Collected data entries:

■ ■ ■ ■ ■

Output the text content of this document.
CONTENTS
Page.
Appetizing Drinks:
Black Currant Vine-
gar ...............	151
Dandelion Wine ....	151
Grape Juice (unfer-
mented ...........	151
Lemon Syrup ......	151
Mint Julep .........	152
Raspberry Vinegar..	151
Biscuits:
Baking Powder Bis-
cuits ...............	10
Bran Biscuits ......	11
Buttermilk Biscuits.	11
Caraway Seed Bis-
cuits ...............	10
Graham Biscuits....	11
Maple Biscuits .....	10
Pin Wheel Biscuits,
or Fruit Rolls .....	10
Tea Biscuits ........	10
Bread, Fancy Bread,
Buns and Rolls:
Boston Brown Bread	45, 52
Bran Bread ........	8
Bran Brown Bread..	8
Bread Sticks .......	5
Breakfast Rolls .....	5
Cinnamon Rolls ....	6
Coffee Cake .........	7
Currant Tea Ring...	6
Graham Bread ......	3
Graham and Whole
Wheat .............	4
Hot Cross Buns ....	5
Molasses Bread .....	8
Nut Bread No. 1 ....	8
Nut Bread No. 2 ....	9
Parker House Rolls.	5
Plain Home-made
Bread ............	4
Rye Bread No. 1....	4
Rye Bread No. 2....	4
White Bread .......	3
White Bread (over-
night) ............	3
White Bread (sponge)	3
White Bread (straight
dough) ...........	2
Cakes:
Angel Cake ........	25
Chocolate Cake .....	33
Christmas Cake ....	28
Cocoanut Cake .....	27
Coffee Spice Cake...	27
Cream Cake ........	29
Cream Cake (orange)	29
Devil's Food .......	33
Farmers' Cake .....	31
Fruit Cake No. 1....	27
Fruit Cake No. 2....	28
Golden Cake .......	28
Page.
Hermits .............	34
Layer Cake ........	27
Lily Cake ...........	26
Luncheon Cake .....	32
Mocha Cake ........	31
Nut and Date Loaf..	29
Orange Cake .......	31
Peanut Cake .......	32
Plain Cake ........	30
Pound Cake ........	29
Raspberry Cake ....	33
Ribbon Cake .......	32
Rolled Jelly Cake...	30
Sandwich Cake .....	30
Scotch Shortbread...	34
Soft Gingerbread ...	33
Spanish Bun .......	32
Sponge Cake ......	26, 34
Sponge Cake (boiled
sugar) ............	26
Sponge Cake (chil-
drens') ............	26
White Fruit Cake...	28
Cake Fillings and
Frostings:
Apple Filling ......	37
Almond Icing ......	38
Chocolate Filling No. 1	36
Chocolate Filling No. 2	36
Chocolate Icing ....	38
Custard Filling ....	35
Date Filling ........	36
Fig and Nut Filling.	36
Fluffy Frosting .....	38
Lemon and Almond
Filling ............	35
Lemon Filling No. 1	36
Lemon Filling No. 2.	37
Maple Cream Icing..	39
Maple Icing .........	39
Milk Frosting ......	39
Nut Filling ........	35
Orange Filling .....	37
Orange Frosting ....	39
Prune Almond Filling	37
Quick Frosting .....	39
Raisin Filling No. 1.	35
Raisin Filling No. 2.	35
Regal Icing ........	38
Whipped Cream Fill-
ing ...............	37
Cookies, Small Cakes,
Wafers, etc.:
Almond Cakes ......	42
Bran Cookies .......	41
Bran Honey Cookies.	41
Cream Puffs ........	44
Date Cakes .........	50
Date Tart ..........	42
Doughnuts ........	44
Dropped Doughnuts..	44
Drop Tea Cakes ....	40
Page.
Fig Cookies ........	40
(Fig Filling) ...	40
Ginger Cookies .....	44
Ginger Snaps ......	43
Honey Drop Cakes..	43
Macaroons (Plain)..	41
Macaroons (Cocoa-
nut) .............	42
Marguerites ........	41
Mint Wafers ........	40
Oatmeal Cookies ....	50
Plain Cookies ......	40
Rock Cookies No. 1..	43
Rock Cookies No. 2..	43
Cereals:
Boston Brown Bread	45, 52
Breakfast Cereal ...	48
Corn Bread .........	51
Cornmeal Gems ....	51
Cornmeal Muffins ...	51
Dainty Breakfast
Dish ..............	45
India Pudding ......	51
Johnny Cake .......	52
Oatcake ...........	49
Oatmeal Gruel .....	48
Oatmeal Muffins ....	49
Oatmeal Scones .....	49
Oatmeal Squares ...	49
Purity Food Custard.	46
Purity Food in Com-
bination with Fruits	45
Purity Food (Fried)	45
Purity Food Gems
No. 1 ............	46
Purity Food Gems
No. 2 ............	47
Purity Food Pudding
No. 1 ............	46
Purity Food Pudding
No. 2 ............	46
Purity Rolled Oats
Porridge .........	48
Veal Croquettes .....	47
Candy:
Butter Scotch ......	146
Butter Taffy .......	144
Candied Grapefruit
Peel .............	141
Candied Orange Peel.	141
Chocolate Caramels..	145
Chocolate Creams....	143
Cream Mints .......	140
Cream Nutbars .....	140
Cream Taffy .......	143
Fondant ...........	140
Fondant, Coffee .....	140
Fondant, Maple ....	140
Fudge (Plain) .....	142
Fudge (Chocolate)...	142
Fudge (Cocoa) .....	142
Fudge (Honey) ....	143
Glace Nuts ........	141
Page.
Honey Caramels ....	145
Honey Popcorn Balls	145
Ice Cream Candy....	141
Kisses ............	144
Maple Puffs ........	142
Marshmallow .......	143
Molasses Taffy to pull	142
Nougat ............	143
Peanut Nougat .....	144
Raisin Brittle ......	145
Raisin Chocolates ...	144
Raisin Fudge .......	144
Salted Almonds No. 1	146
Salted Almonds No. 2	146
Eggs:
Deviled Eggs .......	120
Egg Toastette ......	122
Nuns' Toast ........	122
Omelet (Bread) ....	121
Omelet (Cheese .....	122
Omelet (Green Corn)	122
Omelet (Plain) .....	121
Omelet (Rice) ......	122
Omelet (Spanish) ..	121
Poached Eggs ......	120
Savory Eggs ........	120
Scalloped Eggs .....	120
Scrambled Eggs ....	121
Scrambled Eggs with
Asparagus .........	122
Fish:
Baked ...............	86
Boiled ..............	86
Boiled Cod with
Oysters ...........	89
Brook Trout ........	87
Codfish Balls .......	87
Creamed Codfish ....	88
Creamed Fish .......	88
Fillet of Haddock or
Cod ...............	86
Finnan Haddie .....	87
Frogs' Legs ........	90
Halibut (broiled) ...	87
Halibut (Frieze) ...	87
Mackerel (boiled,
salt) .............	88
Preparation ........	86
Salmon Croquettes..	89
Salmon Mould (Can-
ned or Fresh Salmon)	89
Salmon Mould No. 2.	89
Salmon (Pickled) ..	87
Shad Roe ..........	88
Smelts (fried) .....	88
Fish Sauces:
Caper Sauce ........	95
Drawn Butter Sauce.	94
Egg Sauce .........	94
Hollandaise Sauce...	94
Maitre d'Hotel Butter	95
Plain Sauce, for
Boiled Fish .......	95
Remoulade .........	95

■ ■ ■ ■ ■

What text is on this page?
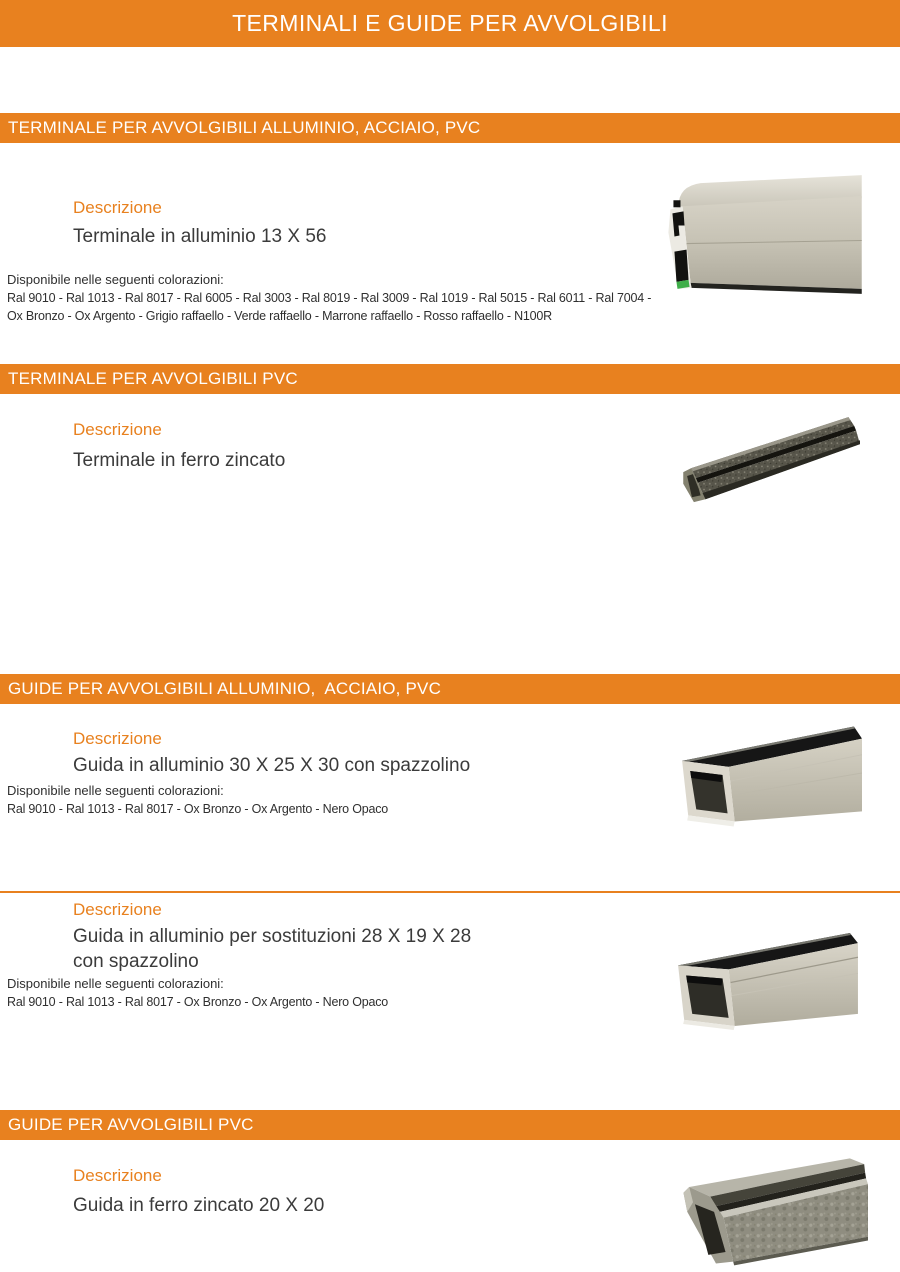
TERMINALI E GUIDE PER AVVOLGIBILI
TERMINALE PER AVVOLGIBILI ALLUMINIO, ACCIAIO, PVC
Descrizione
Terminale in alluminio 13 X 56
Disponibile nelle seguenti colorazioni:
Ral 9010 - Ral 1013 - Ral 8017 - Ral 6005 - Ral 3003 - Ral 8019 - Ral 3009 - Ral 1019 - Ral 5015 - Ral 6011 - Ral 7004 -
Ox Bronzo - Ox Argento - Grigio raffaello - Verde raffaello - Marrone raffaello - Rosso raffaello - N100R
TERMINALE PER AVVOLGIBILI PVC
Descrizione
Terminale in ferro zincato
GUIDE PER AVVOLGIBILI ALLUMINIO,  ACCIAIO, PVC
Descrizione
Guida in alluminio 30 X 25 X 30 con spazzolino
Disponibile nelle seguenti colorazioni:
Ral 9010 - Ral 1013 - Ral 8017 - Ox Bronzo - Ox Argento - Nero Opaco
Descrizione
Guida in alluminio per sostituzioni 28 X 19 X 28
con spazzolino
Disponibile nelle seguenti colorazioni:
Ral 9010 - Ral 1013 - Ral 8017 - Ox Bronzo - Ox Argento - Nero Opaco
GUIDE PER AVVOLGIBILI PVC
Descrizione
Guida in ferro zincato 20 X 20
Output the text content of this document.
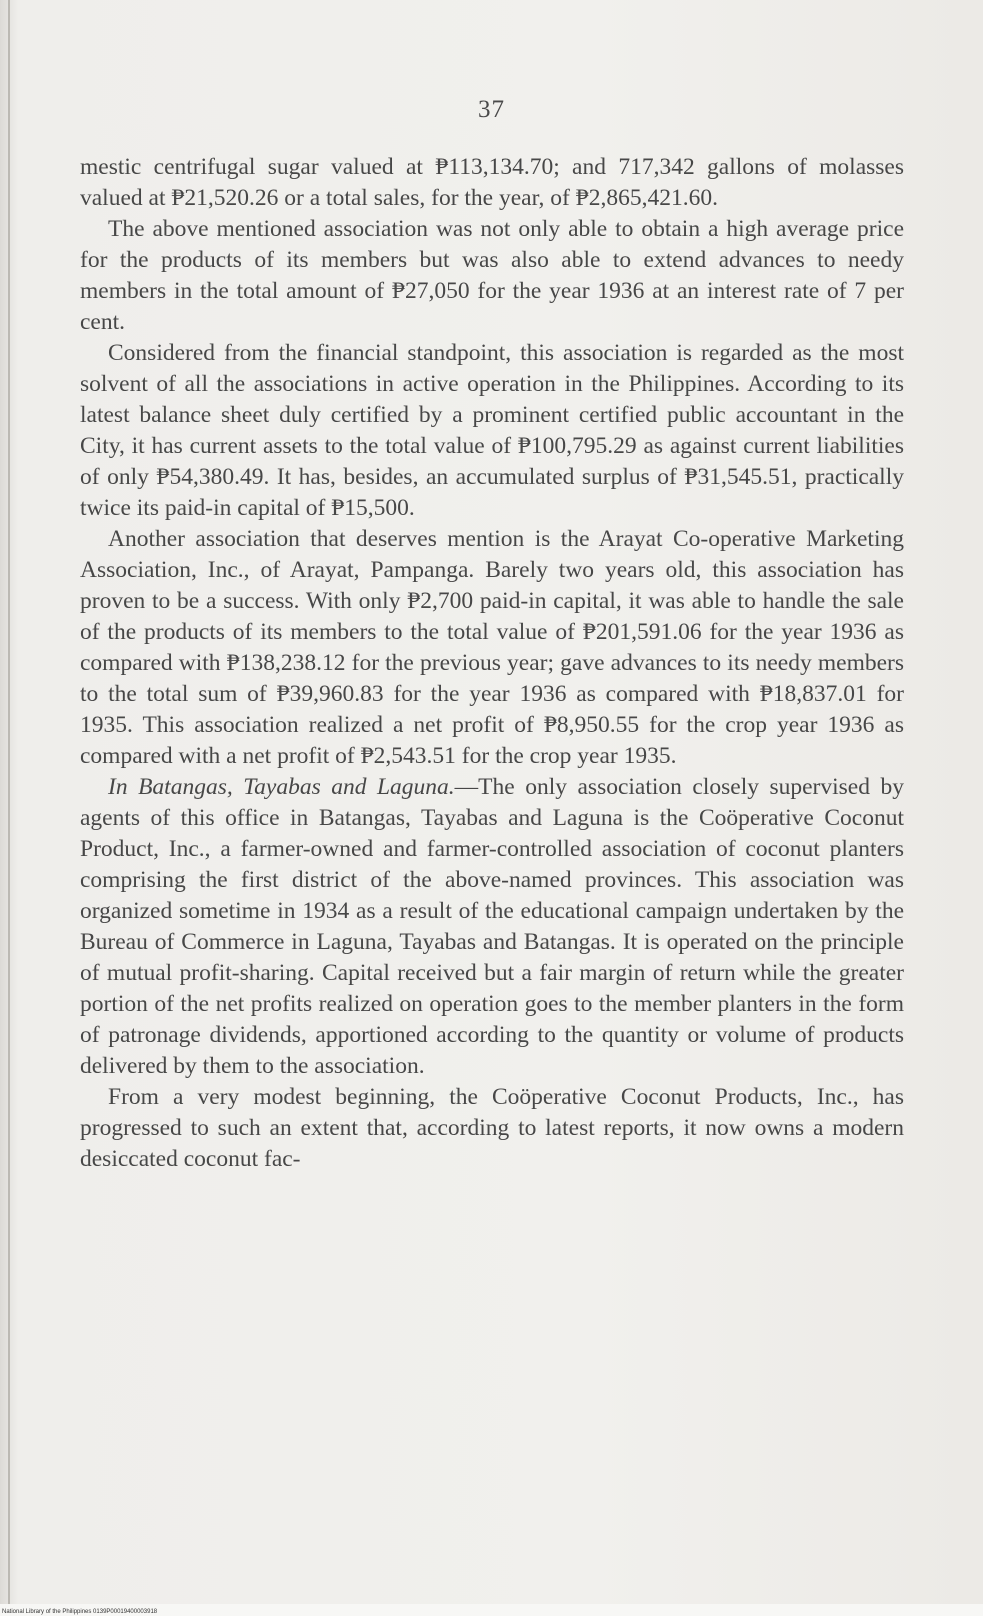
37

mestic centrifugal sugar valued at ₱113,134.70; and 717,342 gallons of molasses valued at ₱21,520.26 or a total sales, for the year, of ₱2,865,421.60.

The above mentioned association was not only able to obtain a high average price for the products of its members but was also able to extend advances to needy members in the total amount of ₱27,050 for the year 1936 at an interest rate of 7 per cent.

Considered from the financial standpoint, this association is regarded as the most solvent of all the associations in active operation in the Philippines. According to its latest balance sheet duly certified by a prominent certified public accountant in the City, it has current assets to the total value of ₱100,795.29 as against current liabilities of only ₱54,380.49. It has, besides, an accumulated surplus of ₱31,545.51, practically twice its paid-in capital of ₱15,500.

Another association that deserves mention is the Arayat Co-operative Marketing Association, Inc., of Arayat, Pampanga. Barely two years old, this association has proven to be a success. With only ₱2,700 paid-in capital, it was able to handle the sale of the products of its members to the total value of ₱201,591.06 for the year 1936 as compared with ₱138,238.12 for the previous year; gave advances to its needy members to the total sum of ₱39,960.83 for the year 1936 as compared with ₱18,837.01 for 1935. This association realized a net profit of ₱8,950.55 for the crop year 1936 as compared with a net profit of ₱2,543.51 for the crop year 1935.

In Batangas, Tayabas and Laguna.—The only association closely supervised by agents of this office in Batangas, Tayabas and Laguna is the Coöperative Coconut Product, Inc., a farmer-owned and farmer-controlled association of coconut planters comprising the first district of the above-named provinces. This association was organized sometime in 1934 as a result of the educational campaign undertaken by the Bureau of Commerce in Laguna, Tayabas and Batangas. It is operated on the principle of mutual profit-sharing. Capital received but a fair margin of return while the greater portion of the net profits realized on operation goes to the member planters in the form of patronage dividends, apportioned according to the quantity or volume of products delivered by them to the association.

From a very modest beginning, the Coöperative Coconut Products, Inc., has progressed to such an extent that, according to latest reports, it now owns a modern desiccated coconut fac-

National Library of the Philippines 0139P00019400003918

■ ■ ■ ■ ■

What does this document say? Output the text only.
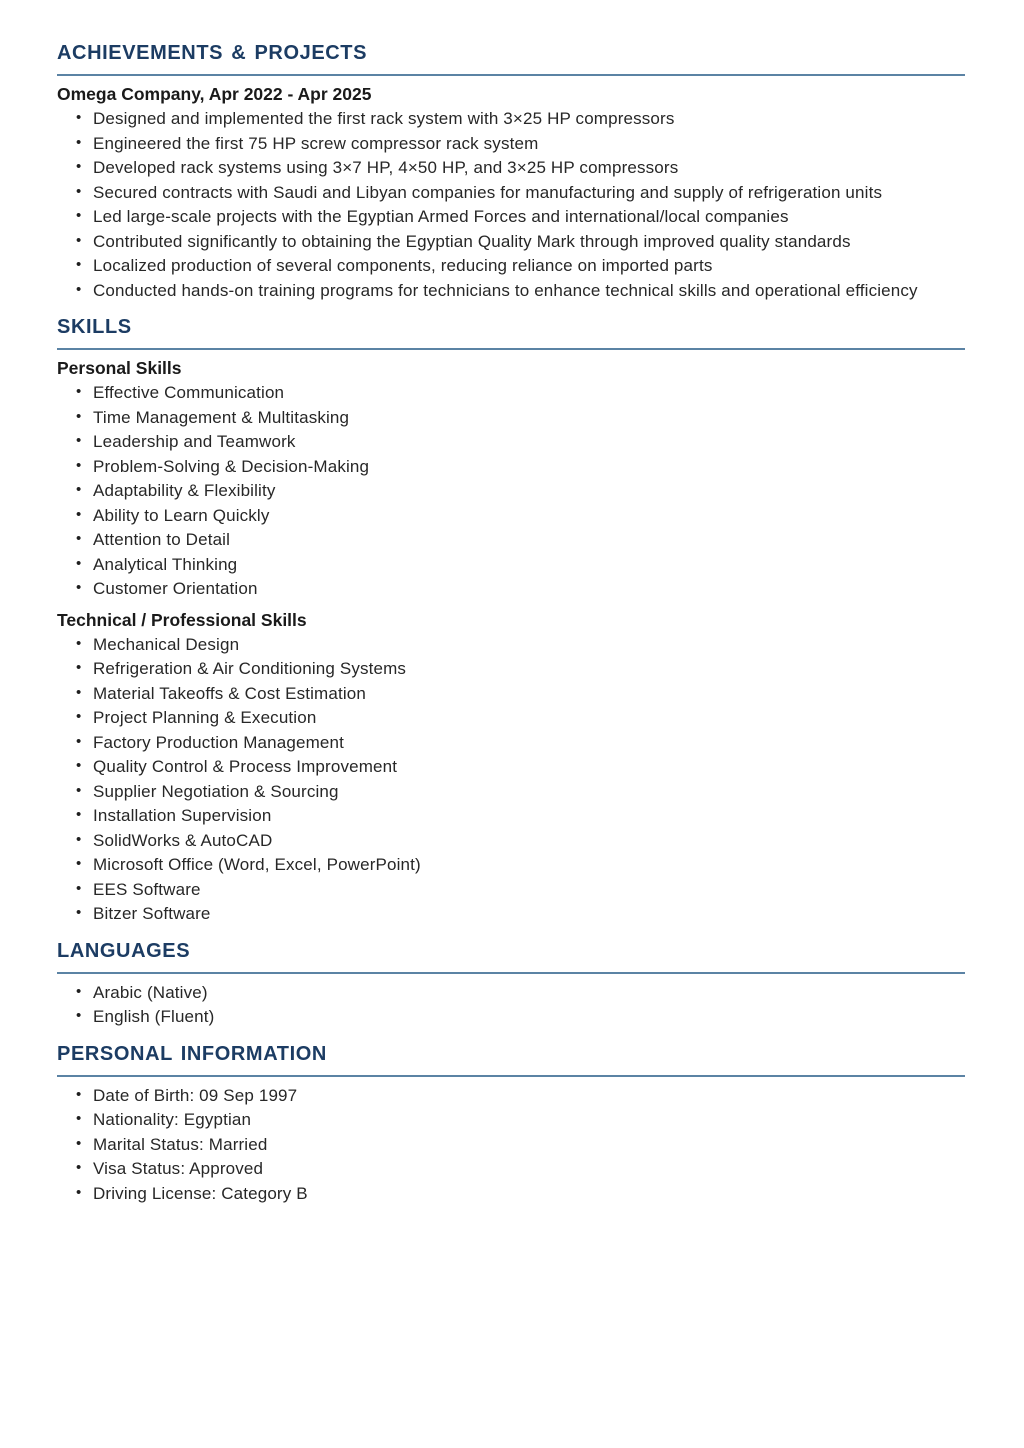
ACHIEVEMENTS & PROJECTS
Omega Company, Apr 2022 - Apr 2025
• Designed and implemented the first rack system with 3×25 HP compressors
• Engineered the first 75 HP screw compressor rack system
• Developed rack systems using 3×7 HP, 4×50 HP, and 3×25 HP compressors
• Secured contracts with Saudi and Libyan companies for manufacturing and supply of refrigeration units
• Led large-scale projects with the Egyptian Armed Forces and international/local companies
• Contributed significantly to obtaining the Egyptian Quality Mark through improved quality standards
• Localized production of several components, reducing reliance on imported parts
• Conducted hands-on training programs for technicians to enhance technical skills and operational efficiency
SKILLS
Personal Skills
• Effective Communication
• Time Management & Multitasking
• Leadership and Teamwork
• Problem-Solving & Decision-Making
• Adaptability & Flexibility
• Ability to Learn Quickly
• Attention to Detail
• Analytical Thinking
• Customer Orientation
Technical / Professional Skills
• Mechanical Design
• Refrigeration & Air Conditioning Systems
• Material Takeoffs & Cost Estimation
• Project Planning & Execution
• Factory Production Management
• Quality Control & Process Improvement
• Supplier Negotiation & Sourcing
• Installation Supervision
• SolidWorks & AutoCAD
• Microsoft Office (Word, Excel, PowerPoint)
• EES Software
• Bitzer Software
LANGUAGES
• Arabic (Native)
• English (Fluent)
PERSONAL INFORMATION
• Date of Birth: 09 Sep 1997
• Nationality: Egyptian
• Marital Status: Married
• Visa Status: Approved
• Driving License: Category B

■ ■ ■ ■ ■

> **PROBLEM DESCRIPTION**
Keep only the lines that hold the string "ferro", and copy them out.

> **SOLUTION TO THE PROBLEM**
Terminale in ferro zincato
Guida in ferro zincato 20 X 20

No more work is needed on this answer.